-- START OF GIVEN ENTRIES --

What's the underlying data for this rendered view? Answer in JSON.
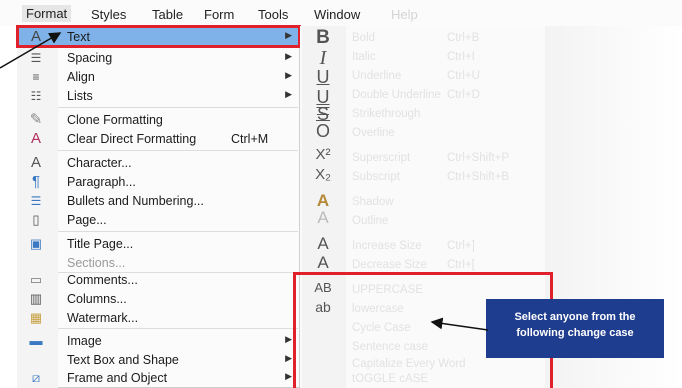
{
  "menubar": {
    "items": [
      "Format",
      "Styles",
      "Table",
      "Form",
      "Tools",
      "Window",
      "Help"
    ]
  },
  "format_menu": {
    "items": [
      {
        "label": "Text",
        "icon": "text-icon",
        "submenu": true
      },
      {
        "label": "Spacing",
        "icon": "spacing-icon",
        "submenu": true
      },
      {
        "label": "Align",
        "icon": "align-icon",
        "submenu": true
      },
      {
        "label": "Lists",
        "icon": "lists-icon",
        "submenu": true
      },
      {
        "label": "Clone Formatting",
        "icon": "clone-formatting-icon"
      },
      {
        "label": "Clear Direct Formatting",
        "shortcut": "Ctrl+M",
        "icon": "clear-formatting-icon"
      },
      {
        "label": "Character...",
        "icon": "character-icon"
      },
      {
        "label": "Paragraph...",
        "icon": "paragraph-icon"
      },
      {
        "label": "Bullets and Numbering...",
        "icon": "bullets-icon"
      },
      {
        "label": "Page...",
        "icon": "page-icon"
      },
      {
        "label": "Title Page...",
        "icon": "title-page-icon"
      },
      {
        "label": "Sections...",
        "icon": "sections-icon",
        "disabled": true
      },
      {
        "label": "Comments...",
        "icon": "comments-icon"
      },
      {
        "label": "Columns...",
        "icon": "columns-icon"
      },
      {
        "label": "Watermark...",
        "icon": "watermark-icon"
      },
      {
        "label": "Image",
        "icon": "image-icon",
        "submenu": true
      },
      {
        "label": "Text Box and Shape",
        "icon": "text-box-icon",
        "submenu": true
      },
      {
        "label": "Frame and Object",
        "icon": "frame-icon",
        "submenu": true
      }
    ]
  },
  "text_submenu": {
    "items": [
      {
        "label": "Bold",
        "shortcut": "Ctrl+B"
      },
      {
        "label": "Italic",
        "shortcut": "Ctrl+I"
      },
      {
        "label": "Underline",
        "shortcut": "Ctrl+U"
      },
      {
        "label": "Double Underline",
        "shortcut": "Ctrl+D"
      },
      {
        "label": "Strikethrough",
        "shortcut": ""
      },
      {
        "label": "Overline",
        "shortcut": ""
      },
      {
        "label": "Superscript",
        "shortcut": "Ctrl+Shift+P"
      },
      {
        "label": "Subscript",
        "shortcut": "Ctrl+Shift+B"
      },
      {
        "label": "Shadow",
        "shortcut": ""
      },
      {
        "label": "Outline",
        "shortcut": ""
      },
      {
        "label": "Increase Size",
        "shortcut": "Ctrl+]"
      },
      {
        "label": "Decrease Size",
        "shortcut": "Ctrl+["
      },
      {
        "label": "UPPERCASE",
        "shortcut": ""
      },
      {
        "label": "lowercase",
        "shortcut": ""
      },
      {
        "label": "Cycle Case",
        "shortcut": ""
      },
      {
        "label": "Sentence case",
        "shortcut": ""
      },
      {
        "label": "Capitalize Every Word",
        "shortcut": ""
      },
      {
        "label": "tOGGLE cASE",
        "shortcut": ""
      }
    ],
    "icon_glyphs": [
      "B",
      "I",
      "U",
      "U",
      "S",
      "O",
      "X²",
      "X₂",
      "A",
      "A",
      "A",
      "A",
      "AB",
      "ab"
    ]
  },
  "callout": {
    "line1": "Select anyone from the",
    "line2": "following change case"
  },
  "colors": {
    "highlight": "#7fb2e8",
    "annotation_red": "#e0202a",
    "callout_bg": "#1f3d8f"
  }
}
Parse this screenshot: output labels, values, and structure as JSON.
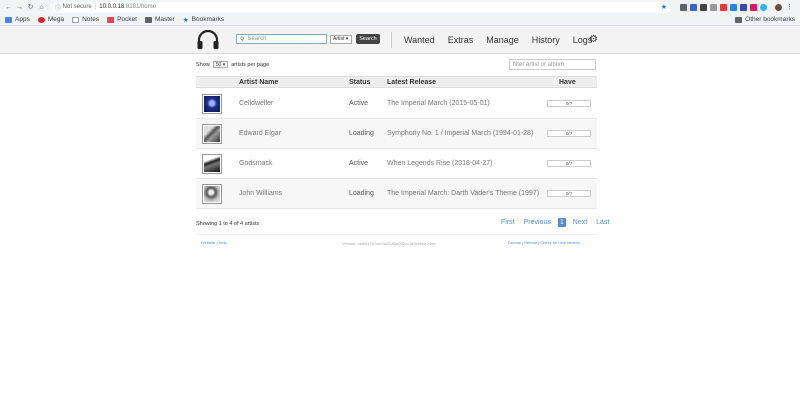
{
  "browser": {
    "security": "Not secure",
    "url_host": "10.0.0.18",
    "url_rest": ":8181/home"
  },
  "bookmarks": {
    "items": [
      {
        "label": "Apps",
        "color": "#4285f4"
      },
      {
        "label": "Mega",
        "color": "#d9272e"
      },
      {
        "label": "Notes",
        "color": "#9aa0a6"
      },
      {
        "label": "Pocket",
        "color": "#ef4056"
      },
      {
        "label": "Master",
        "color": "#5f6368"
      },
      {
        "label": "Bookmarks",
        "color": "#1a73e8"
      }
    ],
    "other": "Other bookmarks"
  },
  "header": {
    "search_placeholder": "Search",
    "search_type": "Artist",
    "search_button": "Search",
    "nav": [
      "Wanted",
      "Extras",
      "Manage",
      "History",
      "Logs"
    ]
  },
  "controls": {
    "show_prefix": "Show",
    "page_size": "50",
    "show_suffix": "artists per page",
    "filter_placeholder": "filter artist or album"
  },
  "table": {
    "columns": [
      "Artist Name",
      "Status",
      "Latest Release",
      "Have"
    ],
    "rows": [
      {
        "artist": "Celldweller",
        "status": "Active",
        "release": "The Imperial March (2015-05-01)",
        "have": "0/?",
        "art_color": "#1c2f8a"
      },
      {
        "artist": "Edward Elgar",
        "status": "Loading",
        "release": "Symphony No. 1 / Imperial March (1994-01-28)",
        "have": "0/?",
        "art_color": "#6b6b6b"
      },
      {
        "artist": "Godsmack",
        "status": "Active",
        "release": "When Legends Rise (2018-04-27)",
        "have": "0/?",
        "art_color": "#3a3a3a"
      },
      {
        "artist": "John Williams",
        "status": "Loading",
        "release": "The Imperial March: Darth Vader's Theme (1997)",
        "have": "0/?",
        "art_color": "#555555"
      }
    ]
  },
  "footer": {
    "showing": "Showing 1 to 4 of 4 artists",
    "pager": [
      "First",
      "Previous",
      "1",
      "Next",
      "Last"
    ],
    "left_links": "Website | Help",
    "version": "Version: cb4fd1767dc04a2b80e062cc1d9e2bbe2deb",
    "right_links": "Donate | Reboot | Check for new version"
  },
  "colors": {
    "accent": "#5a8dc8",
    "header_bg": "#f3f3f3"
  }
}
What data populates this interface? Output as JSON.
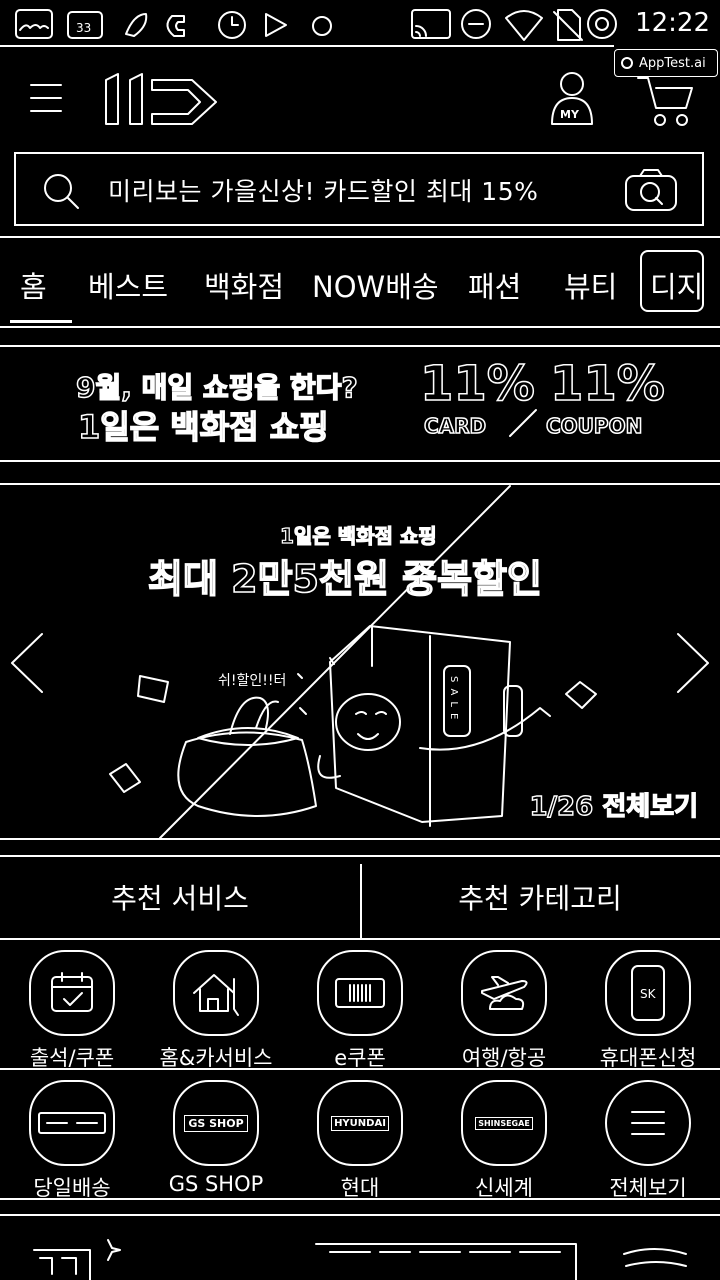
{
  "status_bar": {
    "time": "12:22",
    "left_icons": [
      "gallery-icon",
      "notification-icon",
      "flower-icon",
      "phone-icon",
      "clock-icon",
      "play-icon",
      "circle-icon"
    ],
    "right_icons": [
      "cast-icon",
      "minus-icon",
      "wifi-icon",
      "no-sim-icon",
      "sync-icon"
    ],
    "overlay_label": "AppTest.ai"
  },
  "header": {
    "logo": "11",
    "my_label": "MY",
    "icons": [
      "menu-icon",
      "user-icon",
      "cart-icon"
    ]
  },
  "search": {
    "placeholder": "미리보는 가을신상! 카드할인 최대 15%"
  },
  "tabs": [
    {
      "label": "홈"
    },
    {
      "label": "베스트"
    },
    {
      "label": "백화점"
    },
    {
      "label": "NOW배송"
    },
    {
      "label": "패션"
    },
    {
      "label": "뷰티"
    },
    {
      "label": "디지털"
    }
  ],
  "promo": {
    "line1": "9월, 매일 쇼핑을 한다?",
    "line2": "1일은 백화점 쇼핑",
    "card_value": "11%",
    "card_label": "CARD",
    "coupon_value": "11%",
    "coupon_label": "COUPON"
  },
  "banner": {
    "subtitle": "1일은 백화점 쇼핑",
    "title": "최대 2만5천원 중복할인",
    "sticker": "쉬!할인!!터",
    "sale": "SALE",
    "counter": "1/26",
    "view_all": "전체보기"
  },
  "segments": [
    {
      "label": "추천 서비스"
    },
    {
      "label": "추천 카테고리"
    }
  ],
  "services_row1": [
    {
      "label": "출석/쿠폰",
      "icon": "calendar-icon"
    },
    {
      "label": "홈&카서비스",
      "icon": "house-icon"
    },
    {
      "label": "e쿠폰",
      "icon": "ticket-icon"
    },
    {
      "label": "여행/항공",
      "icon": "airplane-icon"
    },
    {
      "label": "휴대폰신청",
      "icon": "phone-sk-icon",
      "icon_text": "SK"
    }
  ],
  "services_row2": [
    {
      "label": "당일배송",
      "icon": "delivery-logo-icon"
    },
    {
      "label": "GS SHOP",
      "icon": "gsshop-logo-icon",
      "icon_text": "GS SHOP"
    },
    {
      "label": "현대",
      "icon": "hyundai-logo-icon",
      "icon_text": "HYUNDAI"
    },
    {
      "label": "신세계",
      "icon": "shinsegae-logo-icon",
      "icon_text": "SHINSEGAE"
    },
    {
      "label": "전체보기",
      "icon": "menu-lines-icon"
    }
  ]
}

-- END OF GIVEN ENTRIES --

§ INSTRUCTIONS TO FOLLOW
Report the number of lines containing the string "Ctrl" and add nothing to it.

§ CORRECT OUTPUT
9